◆ Source material

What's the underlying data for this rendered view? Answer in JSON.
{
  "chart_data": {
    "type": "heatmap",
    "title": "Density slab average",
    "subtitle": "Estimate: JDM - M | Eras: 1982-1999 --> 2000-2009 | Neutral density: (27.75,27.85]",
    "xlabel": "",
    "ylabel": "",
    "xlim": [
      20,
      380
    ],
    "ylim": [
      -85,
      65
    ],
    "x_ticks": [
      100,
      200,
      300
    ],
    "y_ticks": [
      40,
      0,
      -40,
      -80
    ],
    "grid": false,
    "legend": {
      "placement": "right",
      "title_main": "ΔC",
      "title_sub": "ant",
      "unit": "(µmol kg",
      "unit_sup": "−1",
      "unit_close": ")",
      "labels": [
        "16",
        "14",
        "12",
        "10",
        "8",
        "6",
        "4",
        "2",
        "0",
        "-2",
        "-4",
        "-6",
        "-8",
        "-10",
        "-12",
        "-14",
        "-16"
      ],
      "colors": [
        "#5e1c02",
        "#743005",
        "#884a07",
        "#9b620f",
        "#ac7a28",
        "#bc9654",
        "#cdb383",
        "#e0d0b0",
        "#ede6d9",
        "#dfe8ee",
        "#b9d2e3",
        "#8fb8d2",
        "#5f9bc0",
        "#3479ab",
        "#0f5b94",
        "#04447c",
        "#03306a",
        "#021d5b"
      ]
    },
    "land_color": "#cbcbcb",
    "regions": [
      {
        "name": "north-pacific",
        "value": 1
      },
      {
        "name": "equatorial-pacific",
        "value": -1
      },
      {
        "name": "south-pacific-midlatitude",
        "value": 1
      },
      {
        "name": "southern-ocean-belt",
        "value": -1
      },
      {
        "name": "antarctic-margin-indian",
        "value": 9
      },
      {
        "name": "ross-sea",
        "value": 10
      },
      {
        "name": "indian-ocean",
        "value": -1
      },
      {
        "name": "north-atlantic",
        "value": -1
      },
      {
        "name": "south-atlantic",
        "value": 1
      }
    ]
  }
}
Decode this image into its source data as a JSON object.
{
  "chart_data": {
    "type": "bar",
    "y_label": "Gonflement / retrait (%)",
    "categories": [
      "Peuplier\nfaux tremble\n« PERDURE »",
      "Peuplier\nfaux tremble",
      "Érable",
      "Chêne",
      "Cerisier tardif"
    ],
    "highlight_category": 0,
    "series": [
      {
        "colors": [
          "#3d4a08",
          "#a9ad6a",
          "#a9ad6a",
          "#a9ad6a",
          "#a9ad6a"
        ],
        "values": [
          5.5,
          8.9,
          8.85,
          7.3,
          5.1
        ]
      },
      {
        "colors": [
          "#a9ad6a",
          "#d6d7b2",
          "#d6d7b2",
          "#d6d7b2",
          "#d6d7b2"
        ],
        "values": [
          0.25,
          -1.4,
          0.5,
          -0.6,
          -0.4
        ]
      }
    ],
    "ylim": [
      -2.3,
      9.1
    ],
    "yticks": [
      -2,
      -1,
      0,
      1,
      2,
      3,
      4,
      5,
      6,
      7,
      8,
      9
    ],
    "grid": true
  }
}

◆ Given problem
The records above should be duplicated in full, exactly as given.

◆ The response
What's the underlying data for this rendered view? Answer in JSON.
{
  "chart_data": {
    "type": "heatmap",
    "title": "Density slab average",
    "subtitle": "Estimate: JDM - M | Eras: 1982-1999 --> 2000-2009 | Neutral density: (27.75,27.85]",
    "xlabel": "",
    "ylabel": "",
    "xlim": [
      20,
      380
    ],
    "ylim": [
      -85,
      65
    ],
    "x_ticks": [
      100,
      200,
      300
    ],
    "y_ticks": [
      40,
      0,
      -40,
      -80
    ],
    "grid": false,
    "legend": {
      "placement": "right",
      "title_main": "ΔC",
      "title_sub": "ant",
      "unit": "(µmol kg",
      "unit_sup": "−1",
      "unit_close": ")",
      "labels": [
        "16",
        "14",
        "12",
        "10",
        "8",
        "6",
        "4",
        "2",
        "0",
        "-2",
        "-4",
        "-6",
        "-8",
        "-10",
        "-12",
        "-14",
        "-16"
      ],
      "colors": [
        "#5e1c02",
        "#743005",
        "#884a07",
        "#9b620f",
        "#ac7a28",
        "#bc9654",
        "#cdb383",
        "#e0d0b0",
        "#ede6d9",
        "#dfe8ee",
        "#b9d2e3",
        "#8fb8d2",
        "#5f9bc0",
        "#3479ab",
        "#0f5b94",
        "#04447c",
        "#03306a",
        "#021d5b"
      ]
    },
    "land_color": "#cbcbcb",
    "regions": [
      {
        "name": "north-pacific",
        "value": 1
      },
      {
        "name": "equatorial-pacific",
        "value": -1
      },
      {
        "name": "south-pacific-midlatitude",
        "value": 1
      },
      {
        "name": "southern-ocean-belt",
        "value": -1
      },
      {
        "name": "antarctic-margin-indian",
        "value": 9
      },
      {
        "name": "ross-sea",
        "value": 10
      },
      {
        "name": "indian-ocean",
        "value": -1
      },
      {
        "name": "north-atlantic",
        "value": -1
      },
      {
        "name": "south-atlantic",
        "value": 1
      }
    ]
  }
}
Decode this image into its source data as a JSON object.
{
  "chart_data": {
    "type": "bar",
    "y_label": "Gonflement / retrait (%)",
    "categories": [
      "Peuplier\nfaux tremble\n« PERDURE »",
      "Peuplier\nfaux tremble",
      "Érable",
      "Chêne",
      "Cerisier tardif"
    ],
    "highlight_category": 0,
    "series": [
      {
        "colors": [
          "#3d4a08",
          "#a9ad6a",
          "#a9ad6a",
          "#a9ad6a",
          "#a9ad6a"
        ],
        "values": [
          5.5,
          8.9,
          8.85,
          7.3,
          5.1
        ]
      },
      {
        "colors": [
          "#a9ad6a",
          "#d6d7b2",
          "#d6d7b2",
          "#d6d7b2",
          "#d6d7b2"
        ],
        "values": [
          0.25,
          -1.4,
          0.5,
          -0.6,
          -0.4
        ]
      }
    ],
    "ylim": [
      -2.3,
      9.1
    ],
    "yticks": [
      -2,
      -1,
      0,
      1,
      2,
      3,
      4,
      5,
      6,
      7,
      8,
      9
    ],
    "grid": true
  }
}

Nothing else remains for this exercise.